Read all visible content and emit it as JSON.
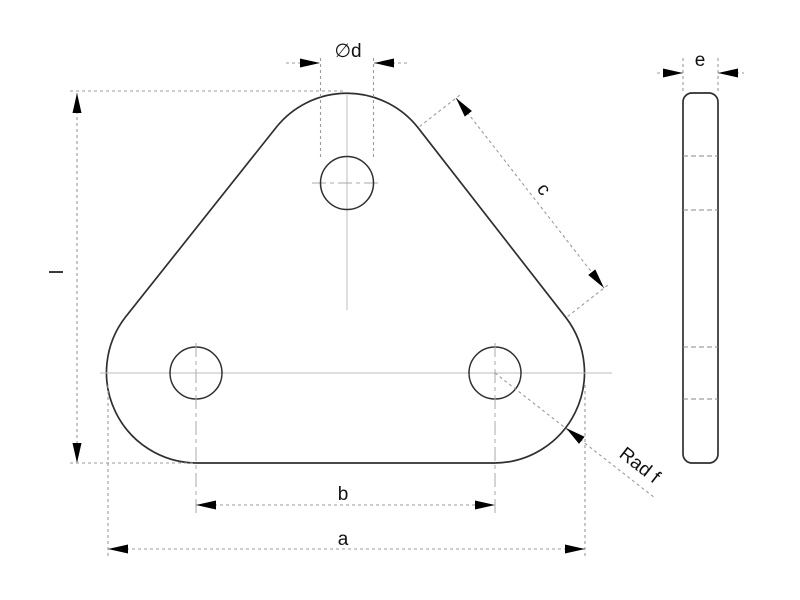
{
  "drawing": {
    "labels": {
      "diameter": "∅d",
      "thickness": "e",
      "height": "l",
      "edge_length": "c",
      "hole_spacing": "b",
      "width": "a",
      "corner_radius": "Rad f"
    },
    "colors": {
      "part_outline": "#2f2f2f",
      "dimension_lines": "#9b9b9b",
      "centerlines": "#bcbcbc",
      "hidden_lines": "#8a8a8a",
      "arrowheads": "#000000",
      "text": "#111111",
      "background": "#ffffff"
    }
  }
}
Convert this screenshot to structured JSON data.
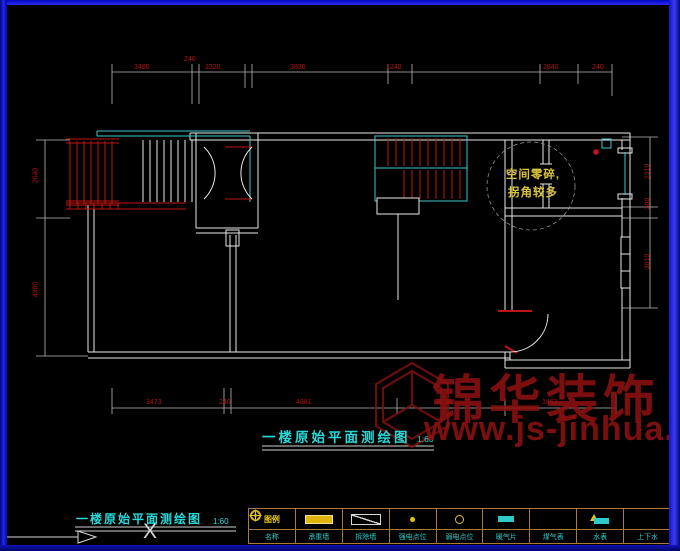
---+---
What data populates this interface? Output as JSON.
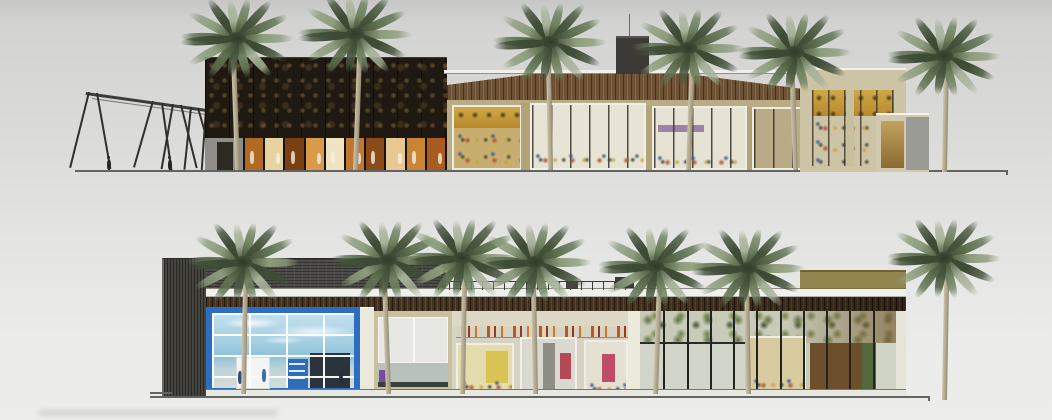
---+---
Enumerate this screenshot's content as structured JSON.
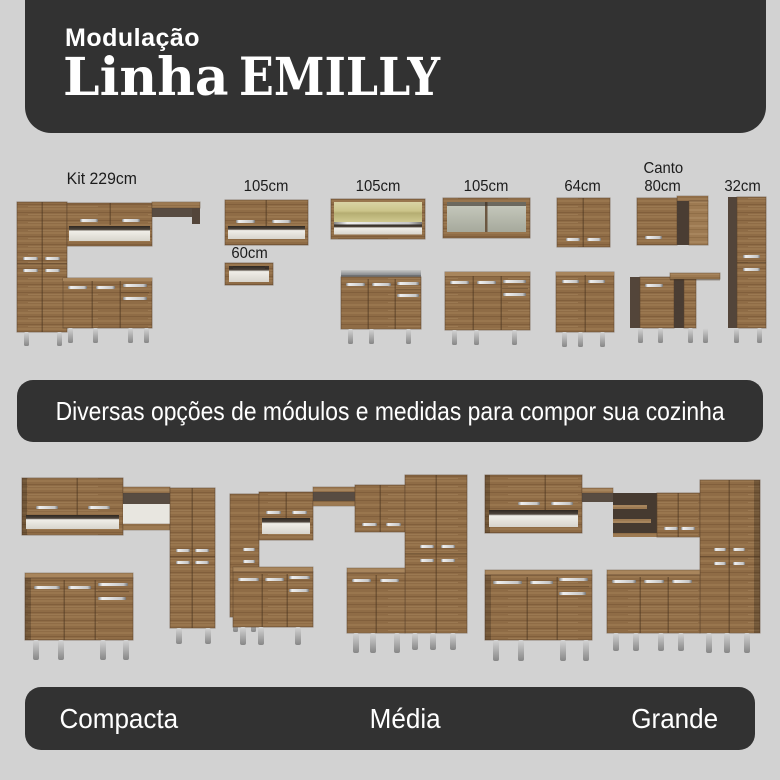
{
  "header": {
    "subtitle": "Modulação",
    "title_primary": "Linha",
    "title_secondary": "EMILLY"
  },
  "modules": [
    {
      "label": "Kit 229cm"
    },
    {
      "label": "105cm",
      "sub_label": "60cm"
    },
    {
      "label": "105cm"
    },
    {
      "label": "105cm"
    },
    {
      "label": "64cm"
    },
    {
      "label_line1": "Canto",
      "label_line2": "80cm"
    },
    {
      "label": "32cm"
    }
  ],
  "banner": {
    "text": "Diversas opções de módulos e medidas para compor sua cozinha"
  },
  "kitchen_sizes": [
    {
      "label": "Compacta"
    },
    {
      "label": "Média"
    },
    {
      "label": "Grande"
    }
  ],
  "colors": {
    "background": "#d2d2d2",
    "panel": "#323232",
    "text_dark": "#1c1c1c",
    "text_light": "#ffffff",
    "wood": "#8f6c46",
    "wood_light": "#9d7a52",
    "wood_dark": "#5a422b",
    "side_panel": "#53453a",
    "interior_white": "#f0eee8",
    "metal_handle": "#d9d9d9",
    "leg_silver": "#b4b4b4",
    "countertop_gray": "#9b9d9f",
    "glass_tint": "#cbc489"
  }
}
---+---
Written request:
Write only the number of lines in the records that include the word "data".

Finished answer:
2